▸ Exercise inputs

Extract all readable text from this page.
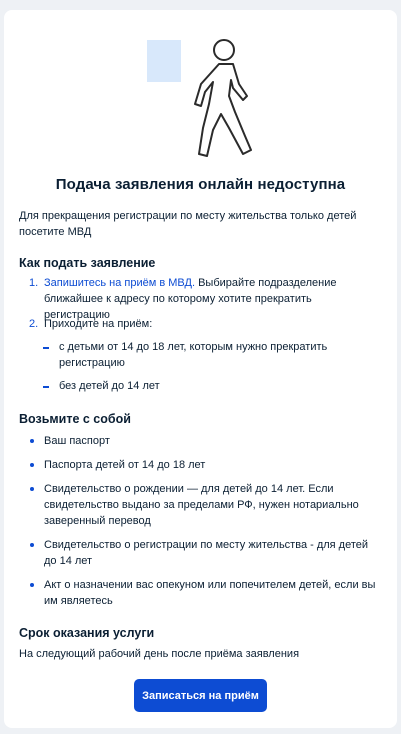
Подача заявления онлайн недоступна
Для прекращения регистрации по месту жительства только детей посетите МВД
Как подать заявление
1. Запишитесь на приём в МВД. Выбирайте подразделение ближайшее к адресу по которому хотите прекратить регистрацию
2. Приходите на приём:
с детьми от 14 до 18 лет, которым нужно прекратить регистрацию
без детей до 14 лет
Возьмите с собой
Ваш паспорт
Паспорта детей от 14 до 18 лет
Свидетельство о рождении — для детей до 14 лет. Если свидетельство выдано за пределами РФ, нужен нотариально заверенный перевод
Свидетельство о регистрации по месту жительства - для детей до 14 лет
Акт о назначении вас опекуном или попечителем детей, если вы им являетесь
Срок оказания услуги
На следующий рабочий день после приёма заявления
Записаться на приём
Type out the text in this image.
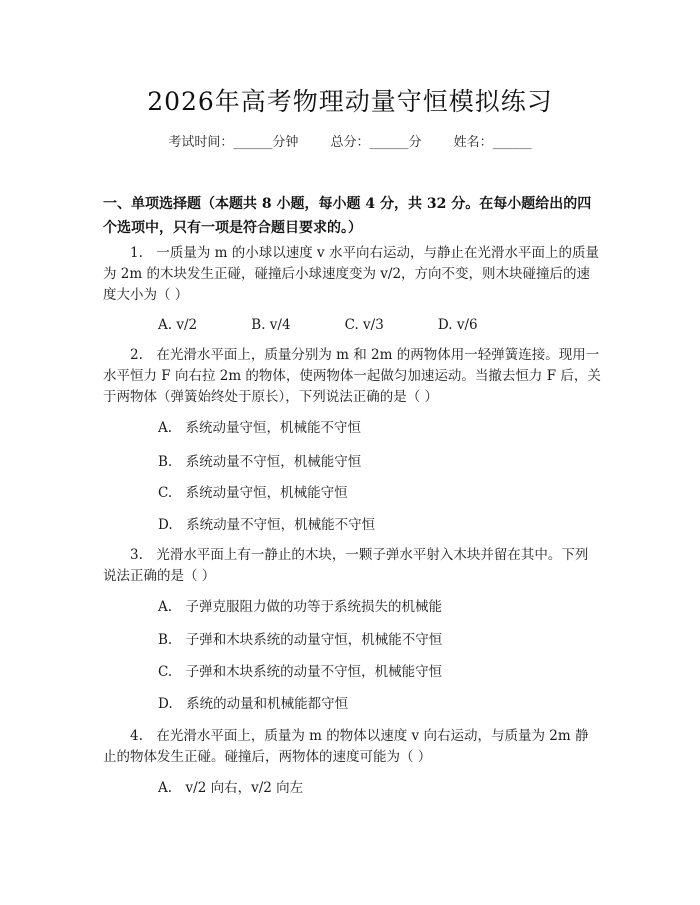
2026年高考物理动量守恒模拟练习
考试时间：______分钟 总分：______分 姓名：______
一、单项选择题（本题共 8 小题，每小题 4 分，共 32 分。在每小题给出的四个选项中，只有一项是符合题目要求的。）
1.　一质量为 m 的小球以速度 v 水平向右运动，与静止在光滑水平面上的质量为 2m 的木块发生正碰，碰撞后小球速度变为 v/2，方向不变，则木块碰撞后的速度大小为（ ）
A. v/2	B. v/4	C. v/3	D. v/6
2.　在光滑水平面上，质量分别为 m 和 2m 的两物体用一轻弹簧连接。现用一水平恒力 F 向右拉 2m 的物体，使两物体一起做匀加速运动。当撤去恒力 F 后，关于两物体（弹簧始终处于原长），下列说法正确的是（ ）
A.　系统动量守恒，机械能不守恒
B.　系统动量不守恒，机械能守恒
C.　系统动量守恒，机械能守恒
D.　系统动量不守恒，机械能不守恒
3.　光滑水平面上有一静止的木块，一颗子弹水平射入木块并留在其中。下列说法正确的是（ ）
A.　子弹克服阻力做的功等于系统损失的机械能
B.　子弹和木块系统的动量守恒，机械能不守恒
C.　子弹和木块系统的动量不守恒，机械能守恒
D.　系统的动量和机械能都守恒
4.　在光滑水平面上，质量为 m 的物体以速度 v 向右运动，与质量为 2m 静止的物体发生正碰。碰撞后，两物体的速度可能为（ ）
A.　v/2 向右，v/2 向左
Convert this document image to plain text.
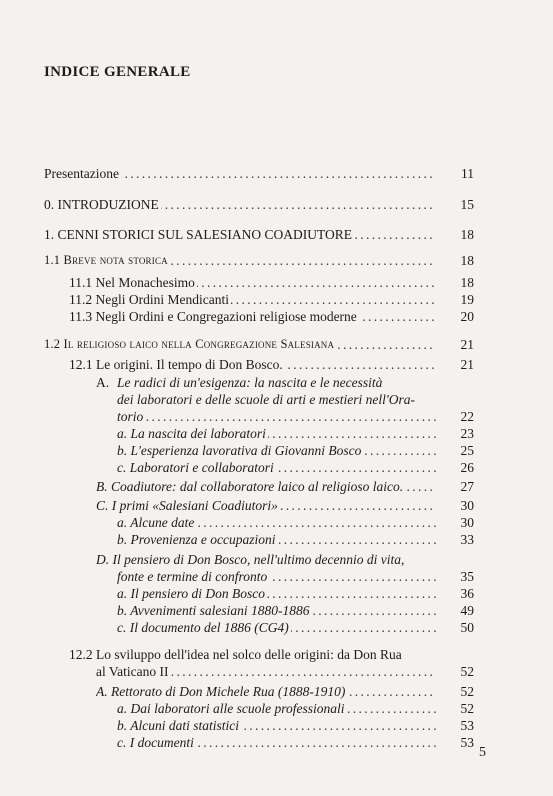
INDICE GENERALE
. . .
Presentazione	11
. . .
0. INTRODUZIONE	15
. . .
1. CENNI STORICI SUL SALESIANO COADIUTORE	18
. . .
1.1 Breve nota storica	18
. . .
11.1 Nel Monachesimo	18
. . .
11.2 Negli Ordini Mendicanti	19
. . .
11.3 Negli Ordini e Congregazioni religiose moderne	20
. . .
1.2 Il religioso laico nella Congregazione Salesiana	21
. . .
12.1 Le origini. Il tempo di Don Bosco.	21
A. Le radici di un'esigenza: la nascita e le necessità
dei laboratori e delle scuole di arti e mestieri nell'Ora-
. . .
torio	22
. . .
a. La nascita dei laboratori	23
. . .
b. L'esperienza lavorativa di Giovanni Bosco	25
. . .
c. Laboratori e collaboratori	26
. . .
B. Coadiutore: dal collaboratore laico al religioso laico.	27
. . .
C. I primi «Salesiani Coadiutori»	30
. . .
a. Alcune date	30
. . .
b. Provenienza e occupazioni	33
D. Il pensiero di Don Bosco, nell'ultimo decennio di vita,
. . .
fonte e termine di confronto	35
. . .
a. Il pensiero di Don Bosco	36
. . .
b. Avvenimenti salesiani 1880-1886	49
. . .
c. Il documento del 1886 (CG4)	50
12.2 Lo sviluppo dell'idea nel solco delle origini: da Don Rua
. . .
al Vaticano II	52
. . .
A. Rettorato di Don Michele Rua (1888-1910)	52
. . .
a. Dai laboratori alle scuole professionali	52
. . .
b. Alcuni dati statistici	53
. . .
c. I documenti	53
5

▸ Goal
Pick out the lines above containing the word "регистрацию", then copy them.

▸ Exercise response
1. Запишитесь на приём в МВД. Выбирайте подразделение ближайшее к адресу по которому хотите прекратить регистрацию
с детьми от 14 до 18 лет, которым нужно прекратить регистрацию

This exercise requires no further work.